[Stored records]
+++++

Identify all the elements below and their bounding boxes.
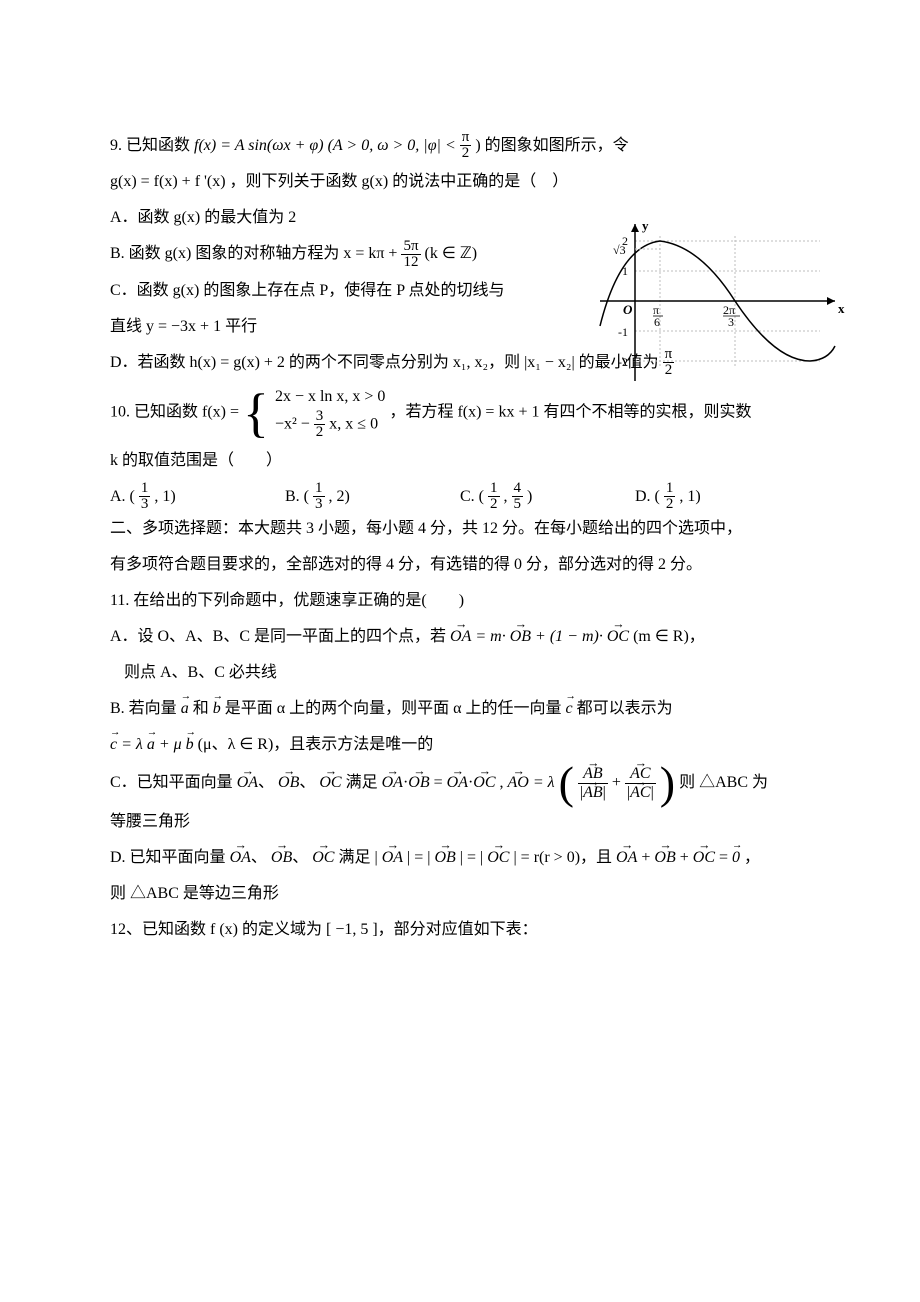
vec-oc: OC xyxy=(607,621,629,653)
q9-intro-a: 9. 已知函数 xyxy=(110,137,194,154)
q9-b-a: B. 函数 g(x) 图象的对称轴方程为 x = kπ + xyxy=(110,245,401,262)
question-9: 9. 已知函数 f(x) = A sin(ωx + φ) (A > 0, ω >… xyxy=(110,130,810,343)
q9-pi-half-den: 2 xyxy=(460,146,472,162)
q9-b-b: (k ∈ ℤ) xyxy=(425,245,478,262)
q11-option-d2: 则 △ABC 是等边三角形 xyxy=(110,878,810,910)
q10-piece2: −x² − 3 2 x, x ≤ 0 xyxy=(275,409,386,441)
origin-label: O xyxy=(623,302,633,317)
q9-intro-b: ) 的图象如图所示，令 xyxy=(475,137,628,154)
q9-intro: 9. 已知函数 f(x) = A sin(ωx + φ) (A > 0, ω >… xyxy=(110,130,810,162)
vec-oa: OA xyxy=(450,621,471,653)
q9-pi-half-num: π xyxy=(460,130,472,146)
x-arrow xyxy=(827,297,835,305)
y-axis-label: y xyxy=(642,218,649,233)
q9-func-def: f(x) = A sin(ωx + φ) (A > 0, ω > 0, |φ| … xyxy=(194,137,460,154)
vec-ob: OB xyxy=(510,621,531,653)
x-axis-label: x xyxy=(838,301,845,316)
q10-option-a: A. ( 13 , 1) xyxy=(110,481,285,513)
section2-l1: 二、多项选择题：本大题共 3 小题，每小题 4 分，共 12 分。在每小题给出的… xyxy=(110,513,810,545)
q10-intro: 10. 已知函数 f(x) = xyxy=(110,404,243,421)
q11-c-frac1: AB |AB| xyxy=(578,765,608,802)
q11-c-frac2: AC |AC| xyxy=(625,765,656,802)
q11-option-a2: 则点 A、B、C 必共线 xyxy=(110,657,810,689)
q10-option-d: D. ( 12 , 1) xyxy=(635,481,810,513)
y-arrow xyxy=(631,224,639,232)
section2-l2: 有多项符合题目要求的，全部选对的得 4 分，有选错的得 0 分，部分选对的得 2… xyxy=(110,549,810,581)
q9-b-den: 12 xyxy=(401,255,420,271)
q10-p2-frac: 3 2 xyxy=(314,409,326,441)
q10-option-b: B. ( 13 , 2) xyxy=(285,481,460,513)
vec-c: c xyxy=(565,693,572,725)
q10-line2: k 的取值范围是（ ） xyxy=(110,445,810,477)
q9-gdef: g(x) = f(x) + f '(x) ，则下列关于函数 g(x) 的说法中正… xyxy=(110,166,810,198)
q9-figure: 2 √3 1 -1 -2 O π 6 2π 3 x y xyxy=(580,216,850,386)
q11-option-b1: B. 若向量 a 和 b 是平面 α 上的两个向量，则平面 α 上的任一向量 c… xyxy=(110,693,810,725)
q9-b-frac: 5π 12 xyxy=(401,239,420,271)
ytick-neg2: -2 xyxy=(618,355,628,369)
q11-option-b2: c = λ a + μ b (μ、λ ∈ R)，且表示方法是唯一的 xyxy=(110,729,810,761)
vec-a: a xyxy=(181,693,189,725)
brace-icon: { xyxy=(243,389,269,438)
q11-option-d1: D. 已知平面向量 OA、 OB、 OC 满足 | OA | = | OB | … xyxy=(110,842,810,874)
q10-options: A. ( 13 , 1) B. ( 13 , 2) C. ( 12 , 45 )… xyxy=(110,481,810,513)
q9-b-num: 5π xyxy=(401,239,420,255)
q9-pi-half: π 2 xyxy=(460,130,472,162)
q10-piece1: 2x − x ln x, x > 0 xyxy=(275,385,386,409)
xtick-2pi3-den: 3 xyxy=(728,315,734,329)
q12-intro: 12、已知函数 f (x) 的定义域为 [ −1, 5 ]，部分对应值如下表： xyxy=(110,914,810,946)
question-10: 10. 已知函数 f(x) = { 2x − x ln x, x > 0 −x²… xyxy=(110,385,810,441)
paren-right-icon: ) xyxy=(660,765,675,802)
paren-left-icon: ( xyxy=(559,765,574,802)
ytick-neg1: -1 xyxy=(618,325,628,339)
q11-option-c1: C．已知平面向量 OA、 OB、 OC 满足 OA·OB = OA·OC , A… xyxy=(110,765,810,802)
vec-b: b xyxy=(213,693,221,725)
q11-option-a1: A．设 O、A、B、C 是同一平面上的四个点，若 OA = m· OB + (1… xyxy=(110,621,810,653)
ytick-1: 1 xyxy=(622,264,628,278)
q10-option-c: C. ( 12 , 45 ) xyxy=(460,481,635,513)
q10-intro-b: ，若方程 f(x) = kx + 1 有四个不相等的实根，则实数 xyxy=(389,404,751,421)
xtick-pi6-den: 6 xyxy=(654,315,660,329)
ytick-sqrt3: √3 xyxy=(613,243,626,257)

+++++

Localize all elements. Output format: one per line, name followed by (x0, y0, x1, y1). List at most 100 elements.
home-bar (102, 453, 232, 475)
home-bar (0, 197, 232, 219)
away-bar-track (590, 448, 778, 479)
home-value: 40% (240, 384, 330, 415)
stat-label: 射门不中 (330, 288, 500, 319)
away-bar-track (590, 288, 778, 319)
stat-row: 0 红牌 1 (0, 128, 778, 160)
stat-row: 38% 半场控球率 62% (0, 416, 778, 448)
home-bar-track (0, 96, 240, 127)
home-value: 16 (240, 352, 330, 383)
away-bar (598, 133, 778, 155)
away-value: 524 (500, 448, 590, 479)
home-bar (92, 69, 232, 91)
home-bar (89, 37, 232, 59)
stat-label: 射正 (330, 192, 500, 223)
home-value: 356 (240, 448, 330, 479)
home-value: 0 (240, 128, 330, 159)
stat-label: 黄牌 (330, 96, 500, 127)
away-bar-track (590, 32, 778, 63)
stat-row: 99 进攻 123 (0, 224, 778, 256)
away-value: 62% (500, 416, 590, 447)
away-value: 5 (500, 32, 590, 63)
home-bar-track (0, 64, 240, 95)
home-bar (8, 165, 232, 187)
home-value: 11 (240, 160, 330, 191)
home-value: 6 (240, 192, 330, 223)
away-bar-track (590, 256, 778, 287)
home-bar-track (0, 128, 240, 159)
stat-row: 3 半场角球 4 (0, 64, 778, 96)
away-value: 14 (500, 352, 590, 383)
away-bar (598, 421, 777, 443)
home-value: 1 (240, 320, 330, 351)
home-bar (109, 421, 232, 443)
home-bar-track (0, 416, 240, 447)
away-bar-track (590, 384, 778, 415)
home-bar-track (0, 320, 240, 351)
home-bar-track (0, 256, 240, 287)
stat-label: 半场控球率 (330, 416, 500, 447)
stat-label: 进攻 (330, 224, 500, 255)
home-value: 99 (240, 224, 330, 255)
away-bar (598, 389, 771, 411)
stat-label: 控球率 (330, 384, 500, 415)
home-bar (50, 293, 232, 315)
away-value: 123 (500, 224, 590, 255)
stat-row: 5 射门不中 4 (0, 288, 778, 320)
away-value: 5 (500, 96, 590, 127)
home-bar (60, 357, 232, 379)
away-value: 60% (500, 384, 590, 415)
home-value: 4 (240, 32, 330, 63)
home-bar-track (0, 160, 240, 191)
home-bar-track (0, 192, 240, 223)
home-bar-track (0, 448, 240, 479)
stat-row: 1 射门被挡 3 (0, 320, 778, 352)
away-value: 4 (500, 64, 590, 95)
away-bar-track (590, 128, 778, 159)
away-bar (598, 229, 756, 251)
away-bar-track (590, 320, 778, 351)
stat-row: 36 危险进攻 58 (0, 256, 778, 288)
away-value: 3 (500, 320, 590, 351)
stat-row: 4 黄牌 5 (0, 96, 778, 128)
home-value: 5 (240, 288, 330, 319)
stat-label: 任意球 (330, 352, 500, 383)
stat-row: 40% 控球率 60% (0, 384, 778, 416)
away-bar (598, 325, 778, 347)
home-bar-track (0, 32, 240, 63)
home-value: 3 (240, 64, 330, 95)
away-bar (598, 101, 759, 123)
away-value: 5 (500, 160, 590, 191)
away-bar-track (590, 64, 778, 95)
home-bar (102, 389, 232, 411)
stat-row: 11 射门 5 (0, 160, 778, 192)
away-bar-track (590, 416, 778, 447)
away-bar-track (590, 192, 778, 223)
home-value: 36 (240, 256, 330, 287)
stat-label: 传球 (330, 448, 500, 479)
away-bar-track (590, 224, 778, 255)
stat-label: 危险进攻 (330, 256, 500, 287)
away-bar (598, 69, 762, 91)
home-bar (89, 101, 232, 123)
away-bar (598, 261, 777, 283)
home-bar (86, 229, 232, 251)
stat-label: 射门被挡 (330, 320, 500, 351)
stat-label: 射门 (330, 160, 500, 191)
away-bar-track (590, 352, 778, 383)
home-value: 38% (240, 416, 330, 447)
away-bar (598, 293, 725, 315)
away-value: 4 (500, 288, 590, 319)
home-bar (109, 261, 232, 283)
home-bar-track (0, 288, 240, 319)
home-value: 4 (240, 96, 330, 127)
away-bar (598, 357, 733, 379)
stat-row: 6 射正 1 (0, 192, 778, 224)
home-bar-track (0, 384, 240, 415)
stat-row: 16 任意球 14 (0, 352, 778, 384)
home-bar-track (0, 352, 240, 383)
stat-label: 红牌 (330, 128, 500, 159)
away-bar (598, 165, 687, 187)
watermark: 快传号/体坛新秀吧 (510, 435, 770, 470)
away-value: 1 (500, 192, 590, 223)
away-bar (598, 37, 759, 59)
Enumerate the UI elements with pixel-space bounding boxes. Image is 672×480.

+++++

(PROBLEM DESCRIPTION) Reproduce the entries from the line containing "vec-oc: OC xyxy=(607,621,629,653)" through the line containing "y-axis-label: y xyxy=(642,218,649,233)", switching "x-arrow" to "x-axis-arrow" and leaving everything else unchanged.

(WRITTEN SOLUTION)
vec-oc: OC xyxy=(607,621,629,653)
q9-intro-a: 9. 已知函数 xyxy=(110,137,194,154)
q9-b-a: B. 函数 g(x) 图象的对称轴方程为 x = kπ + xyxy=(110,245,401,262)
question-9: 9. 已知函数 f(x) = A sin(ωx + φ) (A > 0, ω >… xyxy=(110,130,810,343)
q9-pi-half-den: 2 xyxy=(460,146,472,162)
q9-b-b: (k ∈ ℤ) xyxy=(425,245,478,262)
q11-option-d2: 则 △ABC 是等边三角形 xyxy=(110,878,810,910)
q10-piece2: −x² − 3 2 x, x ≤ 0 xyxy=(275,409,386,441)
origin-label: O xyxy=(623,302,633,317)
q9-intro-b: ) 的图象如图所示，令 xyxy=(475,137,628,154)
q9-intro: 9. 已知函数 f(x) = A sin(ωx + φ) (A > 0, ω >… xyxy=(110,130,810,162)
vec-oa: OA xyxy=(450,621,471,653)
q9-pi-half-num: π xyxy=(460,130,472,146)
x-axis-arrow xyxy=(827,297,835,305)
y-axis-label: y xyxy=(642,218,649,233)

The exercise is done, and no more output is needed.